» **GIVEN INSTRUCTION**: Check each line of the listing for the word "succeed" and report how many lines contain it, giving nothing but the number.

» **Stored data**:
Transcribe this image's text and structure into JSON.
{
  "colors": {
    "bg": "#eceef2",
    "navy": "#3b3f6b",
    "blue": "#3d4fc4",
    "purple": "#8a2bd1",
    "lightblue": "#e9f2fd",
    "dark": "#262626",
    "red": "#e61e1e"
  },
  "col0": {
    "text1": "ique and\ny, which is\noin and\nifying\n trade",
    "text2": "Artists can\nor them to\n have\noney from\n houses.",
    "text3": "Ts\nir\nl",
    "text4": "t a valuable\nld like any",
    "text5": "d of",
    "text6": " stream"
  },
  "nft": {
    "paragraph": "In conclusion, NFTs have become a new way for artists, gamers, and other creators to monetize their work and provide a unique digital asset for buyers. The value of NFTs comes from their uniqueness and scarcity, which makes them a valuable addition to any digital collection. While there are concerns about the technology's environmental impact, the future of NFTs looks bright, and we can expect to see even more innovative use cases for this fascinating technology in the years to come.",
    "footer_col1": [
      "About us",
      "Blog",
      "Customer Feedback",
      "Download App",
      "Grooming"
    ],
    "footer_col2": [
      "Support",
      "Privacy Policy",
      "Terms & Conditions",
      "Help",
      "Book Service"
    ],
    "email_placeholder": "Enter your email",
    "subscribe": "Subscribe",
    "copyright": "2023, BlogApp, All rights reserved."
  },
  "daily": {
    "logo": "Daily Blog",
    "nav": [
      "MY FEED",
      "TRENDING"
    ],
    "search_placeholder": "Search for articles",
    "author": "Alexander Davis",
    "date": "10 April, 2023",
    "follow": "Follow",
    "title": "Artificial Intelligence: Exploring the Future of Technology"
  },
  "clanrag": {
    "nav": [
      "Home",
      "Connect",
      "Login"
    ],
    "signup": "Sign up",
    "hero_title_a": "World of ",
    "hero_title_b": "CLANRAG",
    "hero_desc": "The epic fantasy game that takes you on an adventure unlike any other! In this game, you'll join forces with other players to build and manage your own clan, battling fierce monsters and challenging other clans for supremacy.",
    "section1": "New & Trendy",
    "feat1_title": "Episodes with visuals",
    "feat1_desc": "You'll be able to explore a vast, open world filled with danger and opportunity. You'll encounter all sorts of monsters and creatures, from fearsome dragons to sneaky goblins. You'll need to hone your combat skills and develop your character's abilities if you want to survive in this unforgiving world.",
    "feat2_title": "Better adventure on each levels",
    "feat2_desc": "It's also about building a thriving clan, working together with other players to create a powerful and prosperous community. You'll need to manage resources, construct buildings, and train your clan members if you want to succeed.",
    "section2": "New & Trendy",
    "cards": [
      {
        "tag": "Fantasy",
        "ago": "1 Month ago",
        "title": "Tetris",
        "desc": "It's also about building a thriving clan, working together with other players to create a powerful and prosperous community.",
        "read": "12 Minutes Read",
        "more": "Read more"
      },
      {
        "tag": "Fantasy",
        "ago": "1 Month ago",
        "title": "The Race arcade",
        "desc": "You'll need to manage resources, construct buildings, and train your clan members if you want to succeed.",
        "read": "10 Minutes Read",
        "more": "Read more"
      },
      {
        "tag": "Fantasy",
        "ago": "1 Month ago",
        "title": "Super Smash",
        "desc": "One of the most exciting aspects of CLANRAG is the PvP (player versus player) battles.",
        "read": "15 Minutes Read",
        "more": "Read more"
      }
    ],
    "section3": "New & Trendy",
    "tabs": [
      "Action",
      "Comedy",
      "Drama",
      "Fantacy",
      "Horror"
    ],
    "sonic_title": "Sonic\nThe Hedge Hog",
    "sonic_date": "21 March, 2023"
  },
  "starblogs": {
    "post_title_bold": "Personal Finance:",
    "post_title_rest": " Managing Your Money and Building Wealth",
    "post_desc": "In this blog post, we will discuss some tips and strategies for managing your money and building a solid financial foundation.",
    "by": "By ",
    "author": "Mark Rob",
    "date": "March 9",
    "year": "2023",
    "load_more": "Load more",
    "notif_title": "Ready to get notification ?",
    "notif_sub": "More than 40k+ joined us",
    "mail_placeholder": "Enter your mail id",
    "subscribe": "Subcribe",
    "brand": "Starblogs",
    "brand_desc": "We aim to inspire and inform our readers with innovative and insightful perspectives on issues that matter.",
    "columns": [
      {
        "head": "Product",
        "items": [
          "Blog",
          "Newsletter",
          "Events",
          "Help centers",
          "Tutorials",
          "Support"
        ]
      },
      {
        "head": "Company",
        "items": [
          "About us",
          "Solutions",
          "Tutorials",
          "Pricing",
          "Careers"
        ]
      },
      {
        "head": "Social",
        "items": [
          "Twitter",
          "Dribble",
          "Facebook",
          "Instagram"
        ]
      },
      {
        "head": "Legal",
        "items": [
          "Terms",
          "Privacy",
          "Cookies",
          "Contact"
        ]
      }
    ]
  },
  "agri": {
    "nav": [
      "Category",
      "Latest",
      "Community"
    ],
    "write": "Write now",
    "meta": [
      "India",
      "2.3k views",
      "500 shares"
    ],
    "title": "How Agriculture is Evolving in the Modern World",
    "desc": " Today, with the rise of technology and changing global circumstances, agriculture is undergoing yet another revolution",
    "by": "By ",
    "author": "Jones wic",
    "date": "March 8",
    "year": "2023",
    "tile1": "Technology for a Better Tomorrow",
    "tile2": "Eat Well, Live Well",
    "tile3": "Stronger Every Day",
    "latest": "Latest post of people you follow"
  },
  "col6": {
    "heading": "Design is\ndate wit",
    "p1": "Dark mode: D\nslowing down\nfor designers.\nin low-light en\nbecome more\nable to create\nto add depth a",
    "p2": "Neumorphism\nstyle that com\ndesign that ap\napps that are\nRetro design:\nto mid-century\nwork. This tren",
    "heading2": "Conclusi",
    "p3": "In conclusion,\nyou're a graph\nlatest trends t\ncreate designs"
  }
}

» **RESPONSE TO THE EXERCISE**: 2